Transcribe the full listing below exactly.

- TASK INPUTS:
— Start —

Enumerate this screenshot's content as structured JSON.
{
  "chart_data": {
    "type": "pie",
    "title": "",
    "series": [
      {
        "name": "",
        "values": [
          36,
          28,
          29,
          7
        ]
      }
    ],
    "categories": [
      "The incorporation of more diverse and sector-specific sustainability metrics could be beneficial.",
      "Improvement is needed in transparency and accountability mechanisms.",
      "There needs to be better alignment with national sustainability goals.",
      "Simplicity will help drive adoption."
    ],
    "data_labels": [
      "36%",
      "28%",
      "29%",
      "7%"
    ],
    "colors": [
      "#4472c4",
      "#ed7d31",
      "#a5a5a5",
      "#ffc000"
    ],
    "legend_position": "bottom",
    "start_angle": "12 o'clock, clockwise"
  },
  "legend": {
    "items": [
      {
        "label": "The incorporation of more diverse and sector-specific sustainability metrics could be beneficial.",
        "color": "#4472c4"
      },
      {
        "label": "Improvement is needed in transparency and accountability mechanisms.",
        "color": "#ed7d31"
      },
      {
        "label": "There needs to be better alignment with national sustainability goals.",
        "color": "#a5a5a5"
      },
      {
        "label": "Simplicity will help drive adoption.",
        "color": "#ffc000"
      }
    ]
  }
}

— End —

- COMPLETE ANSWER:
Enumerate this screenshot's content as structured JSON.
{
  "chart_data": {
    "type": "pie",
    "title": "",
    "series": [
      {
        "name": "",
        "values": [
          36,
          28,
          29,
          7
        ]
      }
    ],
    "categories": [
      "The incorporation of more diverse and sector-specific sustainability metrics could be beneficial.",
      "Improvement is needed in transparency and accountability mechanisms.",
      "There needs to be better alignment with national sustainability goals.",
      "Simplicity will help drive adoption."
    ],
    "data_labels": [
      "36%",
      "28%",
      "29%",
      "7%"
    ],
    "colors": [
      "#4472c4",
      "#ed7d31",
      "#a5a5a5",
      "#ffc000"
    ],
    "legend_position": "bottom",
    "start_angle": "12 o'clock, clockwise"
  },
  "legend": {
    "items": [
      {
        "label": "The incorporation of more diverse and sector-specific sustainability metrics could be beneficial.",
        "color": "#4472c4"
      },
      {
        "label": "Improvement is needed in transparency and accountability mechanisms.",
        "color": "#ed7d31"
      },
      {
        "label": "There needs to be better alignment with national sustainability goals.",
        "color": "#a5a5a5"
      },
      {
        "label": "Simplicity will help drive adoption.",
        "color": "#ffc000"
      }
    ]
  }
}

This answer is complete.